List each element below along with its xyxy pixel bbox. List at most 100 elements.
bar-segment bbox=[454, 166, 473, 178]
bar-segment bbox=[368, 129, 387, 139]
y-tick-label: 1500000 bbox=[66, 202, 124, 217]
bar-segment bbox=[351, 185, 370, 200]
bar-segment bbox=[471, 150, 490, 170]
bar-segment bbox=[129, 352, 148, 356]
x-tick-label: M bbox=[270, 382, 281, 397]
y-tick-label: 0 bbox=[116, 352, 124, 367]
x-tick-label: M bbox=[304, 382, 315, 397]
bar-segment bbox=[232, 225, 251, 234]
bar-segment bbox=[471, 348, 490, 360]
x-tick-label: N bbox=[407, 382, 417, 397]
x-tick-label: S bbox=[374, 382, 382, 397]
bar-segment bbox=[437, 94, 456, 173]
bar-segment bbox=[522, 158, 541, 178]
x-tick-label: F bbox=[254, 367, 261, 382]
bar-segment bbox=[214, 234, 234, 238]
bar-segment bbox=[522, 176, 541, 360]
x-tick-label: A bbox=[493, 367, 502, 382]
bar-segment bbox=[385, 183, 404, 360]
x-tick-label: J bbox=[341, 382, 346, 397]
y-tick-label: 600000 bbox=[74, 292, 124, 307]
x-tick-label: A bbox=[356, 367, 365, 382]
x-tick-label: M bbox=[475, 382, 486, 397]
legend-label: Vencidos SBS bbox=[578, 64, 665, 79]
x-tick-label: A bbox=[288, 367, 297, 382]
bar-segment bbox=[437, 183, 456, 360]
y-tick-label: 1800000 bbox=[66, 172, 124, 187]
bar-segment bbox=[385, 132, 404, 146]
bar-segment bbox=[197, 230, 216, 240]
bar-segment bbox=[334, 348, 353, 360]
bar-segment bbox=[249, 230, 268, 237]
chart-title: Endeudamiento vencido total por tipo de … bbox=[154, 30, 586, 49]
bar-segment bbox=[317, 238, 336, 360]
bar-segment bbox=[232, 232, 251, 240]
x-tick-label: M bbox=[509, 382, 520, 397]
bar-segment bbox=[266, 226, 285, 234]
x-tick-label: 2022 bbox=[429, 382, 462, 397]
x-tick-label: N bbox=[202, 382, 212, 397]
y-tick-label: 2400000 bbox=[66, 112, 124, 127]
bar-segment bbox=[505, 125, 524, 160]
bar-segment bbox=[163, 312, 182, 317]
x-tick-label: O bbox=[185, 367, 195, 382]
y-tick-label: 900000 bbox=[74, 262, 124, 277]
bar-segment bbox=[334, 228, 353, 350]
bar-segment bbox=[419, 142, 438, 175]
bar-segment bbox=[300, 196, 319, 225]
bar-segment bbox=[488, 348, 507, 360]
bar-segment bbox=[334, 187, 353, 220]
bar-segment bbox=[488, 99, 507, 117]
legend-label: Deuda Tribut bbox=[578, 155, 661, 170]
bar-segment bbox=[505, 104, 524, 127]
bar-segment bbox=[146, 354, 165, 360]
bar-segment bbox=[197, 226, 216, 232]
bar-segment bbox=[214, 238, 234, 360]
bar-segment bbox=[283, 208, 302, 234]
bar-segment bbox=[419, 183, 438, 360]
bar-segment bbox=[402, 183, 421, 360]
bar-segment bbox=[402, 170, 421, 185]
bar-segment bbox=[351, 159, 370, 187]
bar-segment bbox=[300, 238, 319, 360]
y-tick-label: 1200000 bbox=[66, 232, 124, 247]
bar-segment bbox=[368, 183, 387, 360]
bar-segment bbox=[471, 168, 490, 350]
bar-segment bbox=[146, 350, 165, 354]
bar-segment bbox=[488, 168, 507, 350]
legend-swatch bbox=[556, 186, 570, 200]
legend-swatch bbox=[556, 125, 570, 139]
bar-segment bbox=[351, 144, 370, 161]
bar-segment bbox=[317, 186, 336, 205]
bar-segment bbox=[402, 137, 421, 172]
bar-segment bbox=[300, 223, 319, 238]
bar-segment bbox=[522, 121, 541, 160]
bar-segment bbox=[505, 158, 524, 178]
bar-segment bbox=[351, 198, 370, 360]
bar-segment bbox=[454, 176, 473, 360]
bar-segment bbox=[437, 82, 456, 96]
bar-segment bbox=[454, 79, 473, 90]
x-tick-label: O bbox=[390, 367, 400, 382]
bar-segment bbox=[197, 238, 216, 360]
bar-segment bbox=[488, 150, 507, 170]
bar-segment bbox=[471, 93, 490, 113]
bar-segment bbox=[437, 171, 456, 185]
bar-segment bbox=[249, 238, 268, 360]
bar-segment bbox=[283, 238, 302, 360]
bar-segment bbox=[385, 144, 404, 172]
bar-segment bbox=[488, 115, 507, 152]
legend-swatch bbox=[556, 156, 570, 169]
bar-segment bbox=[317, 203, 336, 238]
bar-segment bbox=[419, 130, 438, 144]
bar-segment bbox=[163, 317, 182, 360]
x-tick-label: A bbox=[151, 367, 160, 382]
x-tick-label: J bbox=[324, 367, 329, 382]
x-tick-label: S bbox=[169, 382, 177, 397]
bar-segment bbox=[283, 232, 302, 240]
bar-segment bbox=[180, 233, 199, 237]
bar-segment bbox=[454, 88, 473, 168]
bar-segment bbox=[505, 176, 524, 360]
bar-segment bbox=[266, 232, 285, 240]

Task objective: Could you copy out every line of the material above word for word, leaving nothing out and changing nothing?

Task result:
List each element below along with its xyxy pixel bbox. List at most 100 elements.
bar-segment bbox=[454, 166, 473, 178]
bar-segment bbox=[368, 129, 387, 139]
y-tick-label: 1500000 bbox=[66, 202, 124, 217]
bar-segment bbox=[351, 185, 370, 200]
bar-segment bbox=[471, 150, 490, 170]
bar-segment bbox=[129, 352, 148, 356]
x-tick-label: M bbox=[270, 382, 281, 397]
y-tick-label: 0 bbox=[116, 352, 124, 367]
x-tick-label: M bbox=[304, 382, 315, 397]
bar-segment bbox=[232, 225, 251, 234]
bar-segment bbox=[471, 348, 490, 360]
x-tick-label: N bbox=[407, 382, 417, 397]
x-tick-label: S bbox=[374, 382, 382, 397]
bar-segment bbox=[437, 94, 456, 173]
bar-segment bbox=[522, 158, 541, 178]
x-tick-label: F bbox=[254, 367, 261, 382]
bar-segment bbox=[214, 234, 234, 238]
bar-segment bbox=[522, 176, 541, 360]
x-tick-label: A bbox=[493, 367, 502, 382]
bar-segment bbox=[385, 183, 404, 360]
x-tick-label: J bbox=[341, 382, 346, 397]
y-tick-label: 600000 bbox=[74, 292, 124, 307]
x-tick-label: A bbox=[356, 367, 365, 382]
x-tick-label: M bbox=[475, 382, 486, 397]
legend-label: Vencidos SBS bbox=[578, 64, 665, 79]
x-tick-label: A bbox=[288, 367, 297, 382]
bar-segment bbox=[437, 183, 456, 360]
y-tick-label: 1800000 bbox=[66, 172, 124, 187]
bar-segment bbox=[385, 132, 404, 146]
bar-segment bbox=[197, 230, 216, 240]
bar-segment bbox=[334, 348, 353, 360]
bar-segment bbox=[249, 230, 268, 237]
chart-title: Endeudamiento vencido total por tipo de … bbox=[154, 30, 586, 49]
bar-segment bbox=[317, 238, 336, 360]
bar-segment bbox=[232, 232, 251, 240]
x-tick-label: M bbox=[509, 382, 520, 397]
bar-segment bbox=[266, 226, 285, 234]
x-tick-label: 2022 bbox=[429, 382, 462, 397]
x-tick-label: N bbox=[202, 382, 212, 397]
y-tick-label: 2400000 bbox=[66, 112, 124, 127]
bar-segment bbox=[505, 125, 524, 160]
bar-segment bbox=[163, 312, 182, 317]
x-tick-label: O bbox=[185, 367, 195, 382]
y-tick-label: 900000 bbox=[74, 262, 124, 277]
bar-segment bbox=[334, 228, 353, 350]
bar-segment bbox=[419, 142, 438, 175]
bar-segment bbox=[300, 196, 319, 225]
bar-segment bbox=[488, 348, 507, 360]
bar-segment bbox=[334, 187, 353, 220]
bar-segment bbox=[488, 99, 507, 117]
legend-label: Deuda Tribut bbox=[578, 155, 661, 170]
bar-segment bbox=[505, 104, 524, 127]
bar-segment bbox=[146, 354, 165, 360]
bar-segment bbox=[197, 226, 216, 232]
bar-segment bbox=[214, 238, 234, 360]
bar-segment bbox=[283, 208, 302, 234]
bar-segment bbox=[419, 183, 438, 360]
bar-segment bbox=[402, 183, 421, 360]
bar-segment bbox=[402, 170, 421, 185]
bar-segment bbox=[351, 159, 370, 187]
bar-segment bbox=[300, 238, 319, 360]
y-tick-label: 1200000 bbox=[66, 232, 124, 247]
bar-segment bbox=[368, 183, 387, 360]
bar-segment bbox=[471, 168, 490, 350]
bar-segment bbox=[146, 350, 165, 354]
bar-segment bbox=[488, 168, 507, 350]
legend-swatch bbox=[556, 186, 570, 200]
legend-swatch bbox=[556, 125, 570, 139]
bar-segment bbox=[351, 144, 370, 161]
bar-segment bbox=[317, 186, 336, 205]
bar-segment bbox=[402, 137, 421, 172]
bar-segment bbox=[300, 223, 319, 238]
bar-segment bbox=[522, 121, 541, 160]
bar-segment bbox=[505, 158, 524, 178]
bar-segment bbox=[351, 198, 370, 360]
bar-segment bbox=[454, 176, 473, 360]
bar-segment bbox=[437, 82, 456, 96]
bar-segment bbox=[454, 79, 473, 90]
x-tick-label: O bbox=[390, 367, 400, 382]
bar-segment bbox=[197, 238, 216, 360]
bar-segment bbox=[488, 150, 507, 170]
bar-segment bbox=[471, 93, 490, 113]
bar-segment bbox=[437, 171, 456, 185]
bar-segment bbox=[249, 238, 268, 360]
bar-segment bbox=[283, 238, 302, 360]
bar-segment bbox=[385, 144, 404, 172]
bar-segment bbox=[488, 115, 507, 152]
legend-swatch bbox=[556, 156, 570, 169]
bar-segment bbox=[317, 203, 336, 238]
bar-segment bbox=[419, 130, 438, 144]
bar-segment bbox=[163, 317, 182, 360]
x-tick-label: A bbox=[151, 367, 160, 382]
x-tick-label: J bbox=[324, 367, 329, 382]
x-tick-label: S bbox=[169, 382, 177, 397]
bar-segment bbox=[283, 232, 302, 240]
bar-segment bbox=[180, 233, 199, 237]
bar-segment bbox=[454, 88, 473, 168]
bar-segment bbox=[505, 176, 524, 360]
bar-segment bbox=[266, 232, 285, 240]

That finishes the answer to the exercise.